Copy each line below that includes "Kebt".
[Start Task inputs]
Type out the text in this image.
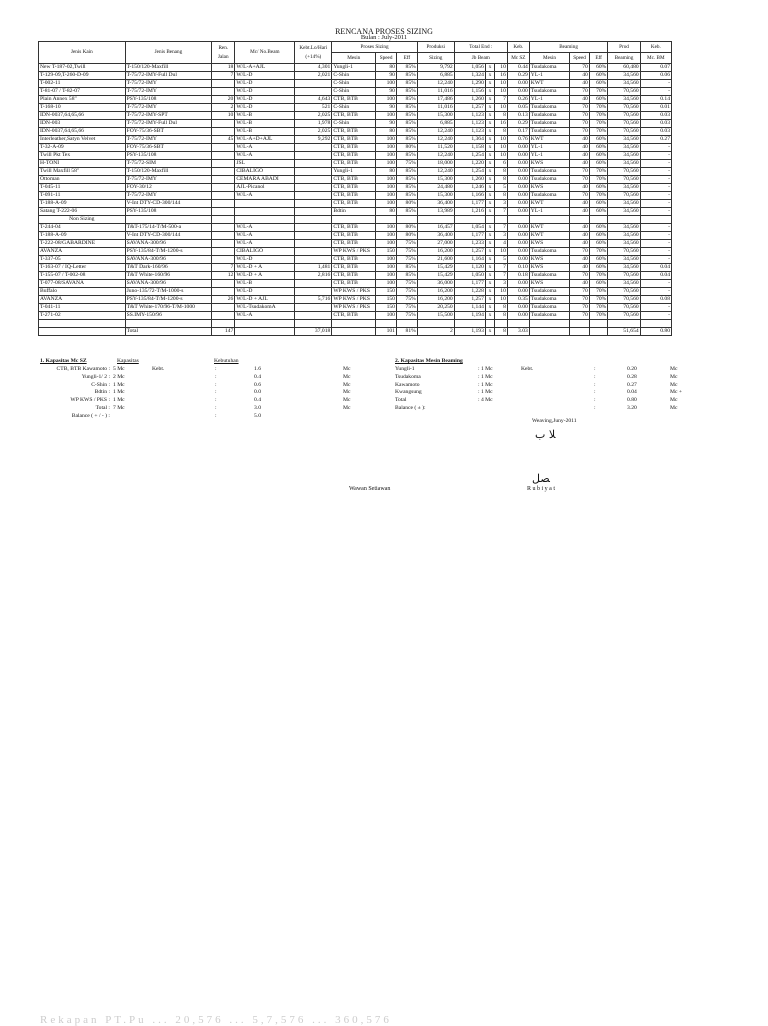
RENCANA PROSES SIZING
Bulan : July-2011
Jenis Kain	Jenis Benang	Ren.
Jalan	Mc/ No.Beam	Kebt.Lo/Hari
(+14%)	Proses Sizing			Produksi	Total End :			Keb.	Beaming			Prod	Keb.
					Mesin	Speed	Eff	Sizing	Jb Beam			Mc SZ	Mesin	Speed	Eff	Beaming	Mc. BM
New T-187-02,Twill	T-150/120-Maxfill	18	W/L-A+AJL	4,301	Yungli-1	80	85%	9,792	1,056	x	10	0.44	Tsudakoma	70	60%	60,480	0.07
T-129-09,T-260-D-09	T-75/72-IMY-Full Dul	7	W/L-D	2,021	C-Shin	90	85%	6,885	1,324	x	16	0.29	YL-1	40	60%	34,560	0.06
T-002-11	T-75/72-IMY		W/L-D		C-Shin	100	85%	12,240	1,290	x	10	0.00	KWT	40	60%	34,560	-
T-81-07 / T-82-07	T-75/72-IMY		W/L-D		C-Shin	90	85%	11,016	1,156	x	10	0.00	Tsudakoma	70	70%	70,560	-
Plain Annex 58"	PSY-135/108	20	W/L-D	4,643	CTB, BTB	100	85%	17,486	1,260	x	7	0.26	YL-1	40	60%	34,560	0.14
T-168-10	T-75/72-IMY	2	W/L-D	521	C-Shin	90	85%	11,016	1,257	x	10	0.05	Tsudakoma	70	70%	70,560	0.01
IDN-0037,64,65,66	T-75/72-IMY-SPT	10	W/L-B	2,025	CTB, BTB	100	85%	15,300	1,123	x	8	0.13	Tsudakoma	70	70%	70,560	0.03
IDN-003	T-75/72-IMY-Full Dul		W/L-B	1,978	C-Shin	90	85%	6,885	1,123	x	16	0.29	Tsudakoma	70	70%	70,560	0.03
IDN-0037,64,65,66	FOY-75/36-SBT		W/L-B	2,025	CTB, BTB	80	85%	12,240	1,123	x	8	0.17	Tsudakoma	70	70%	70,560	0.03
Interleather,Satyn Velvet	T-75/72-IMY	45	W/L-A+D+AJL	9,292	CTB, BTB	100	85%	12,240	1,364	x	10	0.76	KWT	40	60%	34,560	0.27
T-32-A-09	FOY-75/36-SBT		W/L-A		CTB, BTB	100	80%	11,520	1,158	x	10	0.00	YL-1	40	60%	34,560	-
Twill Pkt Tex	PSY-135/108		W/L-A		CTB, BTB	100	85%	12,240	1,254	x	10	0.00	YL-1	40	60%	34,560	-
H-TONI	T-75/72-SIM		JSL		CTB, BTB	100	75%	18,000	1,220	x	6	0.00	KWS	40	60%	34,560	-
Twill Maxfill 58"	T-150/120-Maxfill		CIBALIGO		Yungli-1	80	85%	12,240	1,254	x	8	0.00	Tsudakoma	70	70%	70,560	-
Ottoman	T-75/72-IMY		CEMARA ABADI		CTB, BTB	100	85%	15,300	1,260	x	8	0.00	Tsudakoma	70	70%	70,560	-
T-045-11	FOY-30/12		AJL-Picanol		CTB, BTB	100	85%	24,480	1,246	x	5	0.00	KWS	40	60%	34,560	-
T-091-11	T-75/72-IMY		W/L-A		CTB, BTB	100	85%	15,300	1,166	x	8	0.00	Tsudakoma	70	70%	70,560	-
T-188-A-09	V-Int DTY-CD-300/144				CTB, BTB	100	80%	36,400	1,177	x	3	0.00	KWT	40	60%	34,560	-
Satang T-222-06	PSY-135/108				Bdtin	80	85%	13,989	1,216	x	7	0.00	YL-1	40	60%	34,560	-
Non Sizing																	
T-244-04	T&T-175/14-T/M-500-a		W/L-A		CTB, BTB	100	80%	16,457	1,054	x	7	0.00	KWT	40	60%	34,560	-
T-188-A-09	V-Int DTY-CD-300/144		W/L-A		CTB, BTB	100	80%	36,400	1,177	x	3	0.00	KWT	40	60%	34,560	-
T-222-08/GABARDINE	SAVANA-300/96		W/L-A		CTB, BTB	100	75%	27,000	1,233	x	4	0.00	KWS	40	60%	34,560	-
AVANZA	PSY-135/84-T/M-1200-s		CIBALIGO		WP KWS / PKS	150	75%	16,200	1,257	x	10	0.00	Tsudakoma	70	70%	70,560	-
T-337-05	SAVANA-300/96		W/L-D		CTB, BTB	100	75%	21,600	1,164	x	5	0.00	KWS	40	60%	34,560	-
T-163-07 / IQ-Letter	T&T Dark-160/96	7	W/L-D + A	1,481	CTB, BTB	100	85%	15,429	1,120	x	7	0.10	KWS	40	60%	34,560	0.04
T-155-07 / T-002-08	T&T White-160/96	12	W/L-D + A	2,816	CTB, BTB	100	85%	15,429	1,050	x	7	0.18	Tsudakoma	70	70%	70,560	0.04
T-077-08/SAVANA	SAVANA-300/96		W/L-B		CTB, BTB	100	75%	36,000	1,177	x	3	0.00	KWS	40	60%	34,560	-
Buffalo	Juno-135/72-T/M-1000-s		W/L-D		WP KWS / PKS	150	75%	16,200	1,228	x	10	0.00	Tsudakoma	70	70%	70,560	-
AVANZA	PSY-135/84-T/M-1200-s	26	W/L-D + AJL	5,716	WP KWS / PKS	150	75%	16,200	1,257	x	10	0.35	Tsudakoma	70	70%	70,560	0.08
T-041-11	T&T White-170/96-T/M-1000		W/L-TsudakomA		WP KWS / PKS	150	75%	20,250	1,144	x	8	0.00	Tsudakoma	70	70%	70,560	-
T-271-02	SS.IMY-150/96		W/L-A		CTB, BTB	100	75%	15,500	1,194	x	8	0.00	Tsudakoma	70	70%	70,560	-

	Total	147		37,018		101	81%	2	1,193	x	8	3.03				51,654	0.80
1. Kapasitas Mc SZ	Kapasitas	Kebutuhan
CTB, BTB Kawamoto :	5 Mc	Kebt.	:	1.6	Mc
Yungli-1/ 2 :	2 Mc		:	0.4	Mc
C-Shin :	1 Mc		:	0.6	Mc
Bdtin :	1 Mc		:	0.0	Mc
WP KWS / PKS :	1 Mc		:	0.4	Mc
Total :	7 Mc		:	3.0	Mc
Balance ( + / - ) :			:	5.0	
2. Kapasitas Mesin Beaming
Yungli-1	: 1 Mc	Kebt.	:	0.20	Mc
Tsudakoma	: 1 Mc		:	0.28	Mc
Kawamoto	: 1 Mc		:	0.27	Mc
Kwangsung	: 1 Mc		:	0.04	Mc +
Total	: 4 Mc		:	0.80	Mc
Balance ( ± ):			:	3.20	Mc
Weaving,Juny-2011
ﻼ ب
ﺼﻞ
Wawan Setiawan	R u b i y a t
Rekapan PT.Pu ... 20,576 ... 5,7,576 ... 360,576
[End Task inputs]
-- Solution for this task --
Jalan	Mc/ No.Beam	Kebt.Lo/Hari
CTB, BTB Kawamoto :	5 Mc	Kebt.	:	1.6	Mc
Yungli-1	: 1 Mc	Kebt.	:	0.20	Mc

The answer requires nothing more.